> **Data items**:

━━━━━━━━━━━━━━━━━━━━

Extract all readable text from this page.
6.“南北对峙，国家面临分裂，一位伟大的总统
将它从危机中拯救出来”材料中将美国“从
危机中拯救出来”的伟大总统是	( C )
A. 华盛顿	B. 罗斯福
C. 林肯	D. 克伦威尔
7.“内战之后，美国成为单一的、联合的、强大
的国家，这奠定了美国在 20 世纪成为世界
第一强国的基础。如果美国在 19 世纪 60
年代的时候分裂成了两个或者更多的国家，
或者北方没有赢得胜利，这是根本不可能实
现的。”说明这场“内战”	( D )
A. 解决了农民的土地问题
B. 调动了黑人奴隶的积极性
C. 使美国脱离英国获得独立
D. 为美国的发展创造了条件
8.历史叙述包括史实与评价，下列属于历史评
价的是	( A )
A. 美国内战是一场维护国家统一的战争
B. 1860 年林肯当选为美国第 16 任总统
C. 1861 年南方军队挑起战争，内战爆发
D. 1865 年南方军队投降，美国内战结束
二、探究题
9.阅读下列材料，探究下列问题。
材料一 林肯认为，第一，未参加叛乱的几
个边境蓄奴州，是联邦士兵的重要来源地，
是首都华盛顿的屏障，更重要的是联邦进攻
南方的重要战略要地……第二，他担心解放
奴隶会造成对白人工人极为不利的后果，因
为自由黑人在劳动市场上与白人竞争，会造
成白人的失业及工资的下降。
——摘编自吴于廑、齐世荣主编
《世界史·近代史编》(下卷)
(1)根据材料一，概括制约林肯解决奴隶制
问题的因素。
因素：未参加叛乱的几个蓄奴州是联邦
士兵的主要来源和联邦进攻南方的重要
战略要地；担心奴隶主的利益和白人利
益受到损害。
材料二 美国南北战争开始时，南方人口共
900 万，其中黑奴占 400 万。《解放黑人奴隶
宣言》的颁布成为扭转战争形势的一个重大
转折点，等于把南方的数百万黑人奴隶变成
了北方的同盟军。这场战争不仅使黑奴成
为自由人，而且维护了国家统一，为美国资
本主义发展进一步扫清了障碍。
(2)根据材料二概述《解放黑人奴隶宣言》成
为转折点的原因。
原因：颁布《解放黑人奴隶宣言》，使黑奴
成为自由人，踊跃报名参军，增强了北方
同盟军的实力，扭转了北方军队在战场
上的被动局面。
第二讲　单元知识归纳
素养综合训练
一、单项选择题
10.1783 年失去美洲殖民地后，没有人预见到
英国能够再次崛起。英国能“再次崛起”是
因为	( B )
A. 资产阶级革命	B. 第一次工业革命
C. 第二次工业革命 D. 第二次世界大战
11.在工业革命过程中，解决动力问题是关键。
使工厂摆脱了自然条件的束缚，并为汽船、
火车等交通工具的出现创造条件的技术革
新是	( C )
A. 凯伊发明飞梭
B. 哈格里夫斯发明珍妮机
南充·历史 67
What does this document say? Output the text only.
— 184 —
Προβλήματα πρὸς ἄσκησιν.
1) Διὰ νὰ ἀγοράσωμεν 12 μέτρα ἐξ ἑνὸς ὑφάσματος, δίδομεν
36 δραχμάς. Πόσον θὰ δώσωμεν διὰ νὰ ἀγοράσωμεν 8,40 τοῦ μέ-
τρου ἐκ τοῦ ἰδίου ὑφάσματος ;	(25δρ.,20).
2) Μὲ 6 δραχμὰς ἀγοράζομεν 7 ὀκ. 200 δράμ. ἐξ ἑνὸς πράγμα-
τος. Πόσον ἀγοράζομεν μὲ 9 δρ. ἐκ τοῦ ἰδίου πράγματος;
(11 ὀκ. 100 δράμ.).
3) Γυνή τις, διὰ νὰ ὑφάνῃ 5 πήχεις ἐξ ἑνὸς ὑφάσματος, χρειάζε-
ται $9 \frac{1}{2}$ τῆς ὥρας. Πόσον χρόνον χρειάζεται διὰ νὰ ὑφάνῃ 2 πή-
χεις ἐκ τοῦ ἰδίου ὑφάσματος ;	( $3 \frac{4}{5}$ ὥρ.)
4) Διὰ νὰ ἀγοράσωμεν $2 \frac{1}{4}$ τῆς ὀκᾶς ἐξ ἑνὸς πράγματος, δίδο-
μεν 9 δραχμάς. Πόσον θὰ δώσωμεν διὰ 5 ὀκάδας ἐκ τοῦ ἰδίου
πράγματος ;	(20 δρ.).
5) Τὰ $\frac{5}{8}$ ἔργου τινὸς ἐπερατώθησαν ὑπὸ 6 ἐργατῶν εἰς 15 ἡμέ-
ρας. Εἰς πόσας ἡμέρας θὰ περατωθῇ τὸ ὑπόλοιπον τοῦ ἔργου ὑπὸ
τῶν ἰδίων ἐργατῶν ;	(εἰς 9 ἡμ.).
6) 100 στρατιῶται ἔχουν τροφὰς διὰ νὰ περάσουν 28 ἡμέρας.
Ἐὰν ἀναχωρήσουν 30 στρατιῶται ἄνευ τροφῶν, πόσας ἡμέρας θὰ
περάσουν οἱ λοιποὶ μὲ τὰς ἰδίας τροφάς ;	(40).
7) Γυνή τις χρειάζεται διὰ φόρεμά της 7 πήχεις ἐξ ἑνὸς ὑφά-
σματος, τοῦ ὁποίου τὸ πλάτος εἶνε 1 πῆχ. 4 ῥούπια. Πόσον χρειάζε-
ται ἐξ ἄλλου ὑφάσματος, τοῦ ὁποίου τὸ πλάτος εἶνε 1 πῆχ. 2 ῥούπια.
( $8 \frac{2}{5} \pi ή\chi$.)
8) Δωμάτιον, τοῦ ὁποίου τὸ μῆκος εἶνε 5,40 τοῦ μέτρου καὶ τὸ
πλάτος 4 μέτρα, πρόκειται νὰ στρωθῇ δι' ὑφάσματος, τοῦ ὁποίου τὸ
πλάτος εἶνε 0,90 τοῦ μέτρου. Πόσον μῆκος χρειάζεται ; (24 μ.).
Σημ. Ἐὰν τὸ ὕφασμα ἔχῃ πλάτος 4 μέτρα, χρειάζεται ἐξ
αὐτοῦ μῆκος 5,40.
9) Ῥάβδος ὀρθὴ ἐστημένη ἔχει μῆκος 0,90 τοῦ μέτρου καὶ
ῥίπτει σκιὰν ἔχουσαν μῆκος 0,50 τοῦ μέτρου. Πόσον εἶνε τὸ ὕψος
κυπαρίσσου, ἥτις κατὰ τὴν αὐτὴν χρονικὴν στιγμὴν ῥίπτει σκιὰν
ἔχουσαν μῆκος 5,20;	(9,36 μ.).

━━━━━━━━━━━━━━━━━━━━

> **GIVEN PROBLEM**: Write out every record verbatim.

> **WORKED ANSWER**:
Extract all readable text from this page.
6.“南北对峙，国家面临分裂，一位伟大的总统
将它从危机中拯救出来”材料中将美国“从
危机中拯救出来”的伟大总统是	( C )
A. 华盛顿	B. 罗斯福
C. 林肯	D. 克伦威尔
7.“内战之后，美国成为单一的、联合的、强大
的国家，这奠定了美国在 20 世纪成为世界
第一强国的基础。如果美国在 19 世纪 60
年代的时候分裂成了两个或者更多的国家，
或者北方没有赢得胜利，这是根本不可能实
现的。”说明这场“内战”	( D )
A. 解决了农民的土地问题
B. 调动了黑人奴隶的积极性
C. 使美国脱离英国获得独立
D. 为美国的发展创造了条件
8.历史叙述包括史实与评价，下列属于历史评
价的是	( A )
A. 美国内战是一场维护国家统一的战争
B. 1860 年林肯当选为美国第 16 任总统
C. 1861 年南方军队挑起战争，内战爆发
D. 1865 年南方军队投降，美国内战结束
二、探究题
9.阅读下列材料，探究下列问题。
材料一 林肯认为，第一，未参加叛乱的几
个边境蓄奴州，是联邦士兵的重要来源地，
是首都华盛顿的屏障，更重要的是联邦进攻
南方的重要战略要地……第二，他担心解放
奴隶会造成对白人工人极为不利的后果，因
为自由黑人在劳动市场上与白人竞争，会造
成白人的失业及工资的下降。
——摘编自吴于廑、齐世荣主编
《世界史·近代史编》(下卷)
(1)根据材料一，概括制约林肯解决奴隶制
问题的因素。
因素：未参加叛乱的几个蓄奴州是联邦
士兵的主要来源和联邦进攻南方的重要
战略要地；担心奴隶主的利益和白人利
益受到损害。
材料二 美国南北战争开始时，南方人口共
900 万，其中黑奴占 400 万。《解放黑人奴隶
宣言》的颁布成为扭转战争形势的一个重大
转折点，等于把南方的数百万黑人奴隶变成
了北方的同盟军。这场战争不仅使黑奴成
为自由人，而且维护了国家统一，为美国资
本主义发展进一步扫清了障碍。
(2)根据材料二概述《解放黑人奴隶宣言》成
为转折点的原因。
原因：颁布《解放黑人奴隶宣言》，使黑奴
成为自由人，踊跃报名参军，增强了北方
同盟军的实力，扭转了北方军队在战场
上的被动局面。
第二讲　单元知识归纳
素养综合训练
一、单项选择题
10.1783 年失去美洲殖民地后，没有人预见到
英国能够再次崛起。英国能“再次崛起”是
因为	( B )
A. 资产阶级革命	B. 第一次工业革命
C. 第二次工业革命 D. 第二次世界大战
11.在工业革命过程中，解决动力问题是关键。
使工厂摆脱了自然条件的束缚，并为汽船、
火车等交通工具的出现创造条件的技术革
新是	( C )
A. 凯伊发明飞梭
B. 哈格里夫斯发明珍妮机
南充·历史 67
What does this document say? Output the text only.
— 184 —
Προβλήματα πρὸς ἄσκησιν.
1) Διὰ νὰ ἀγοράσωμεν 12 μέτρα ἐξ ἑνὸς ὑφάσματος, δίδομεν
36 δραχμάς. Πόσον θὰ δώσωμεν διὰ νὰ ἀγοράσωμεν 8,40 τοῦ μέ-
τρου ἐκ τοῦ ἰδίου ὑφάσματος ;	(25δρ.,20).
2) Μὲ 6 δραχμὰς ἀγοράζομεν 7 ὀκ. 200 δράμ. ἐξ ἑνὸς πράγμα-
τος. Πόσον ἀγοράζομεν μὲ 9 δρ. ἐκ τοῦ ἰδίου πράγματος;
(11 ὀκ. 100 δράμ.).
3) Γυνή τις, διὰ νὰ ὑφάνῃ 5 πήχεις ἐξ ἑνὸς ὑφάσματος, χρειάζε-
ται $9 \frac{1}{2}$ τῆς ὥρας. Πόσον χρόνον χρειάζεται διὰ νὰ ὑφάνῃ 2 πή-
χεις ἐκ τοῦ ἰδίου ὑφάσματος ;	( $3 \frac{4}{5}$ ὥρ.)
4) Διὰ νὰ ἀγοράσωμεν $2 \frac{1}{4}$ τῆς ὀκᾶς ἐξ ἑνὸς πράγματος, δίδο-
μεν 9 δραχμάς. Πόσον θὰ δώσωμεν διὰ 5 ὀκάδας ἐκ τοῦ ἰδίου
πράγματος ;	(20 δρ.).
5) Τὰ $\frac{5}{8}$ ἔργου τινὸς ἐπερατώθησαν ὑπὸ 6 ἐργατῶν εἰς 15 ἡμέ-
ρας. Εἰς πόσας ἡμέρας θὰ περατωθῇ τὸ ὑπόλοιπον τοῦ ἔργου ὑπὸ
τῶν ἰδίων ἐργατῶν ;	(εἰς 9 ἡμ.).
6) 100 στρατιῶται ἔχουν τροφὰς διὰ νὰ περάσουν 28 ἡμέρας.
Ἐὰν ἀναχωρήσουν 30 στρατιῶται ἄνευ τροφῶν, πόσας ἡμέρας θὰ
περάσουν οἱ λοιποὶ μὲ τὰς ἰδίας τροφάς ;	(40).
7) Γυνή τις χρειάζεται διὰ φόρεμά της 7 πήχεις ἐξ ἑνὸς ὑφά-
σματος, τοῦ ὁποίου τὸ πλάτος εἶνε 1 πῆχ. 4 ῥούπια. Πόσον χρειάζε-
ται ἐξ ἄλλου ὑφάσματος, τοῦ ὁποίου τὸ πλάτος εἶνε 1 πῆχ. 2 ῥούπια.
( $8 \frac{2}{5} \pi ή\chi$.)
8) Δωμάτιον, τοῦ ὁποίου τὸ μῆκος εἶνε 5,40 τοῦ μέτρου καὶ τὸ
πλάτος 4 μέτρα, πρόκειται νὰ στρωθῇ δι' ὑφάσματος, τοῦ ὁποίου τὸ
πλάτος εἶνε 0,90 τοῦ μέτρου. Πόσον μῆκος χρειάζεται ; (24 μ.).
Σημ. Ἐὰν τὸ ὕφασμα ἔχῃ πλάτος 4 μέτρα, χρειάζεται ἐξ
αὐτοῦ μῆκος 5,40.
9) Ῥάβδος ὀρθὴ ἐστημένη ἔχει μῆκος 0,90 τοῦ μέτρου καὶ
ῥίπτει σκιὰν ἔχουσαν μῆκος 0,50 τοῦ μέτρου. Πόσον εἶνε τὸ ὕψος
κυπαρίσσου, ἥτις κατὰ τὴν αὐτὴν χρονικὴν στιγμὴν ῥίπτει σκιὰν
ἔχουσαν μῆκος 5,20;	(9,36 μ.).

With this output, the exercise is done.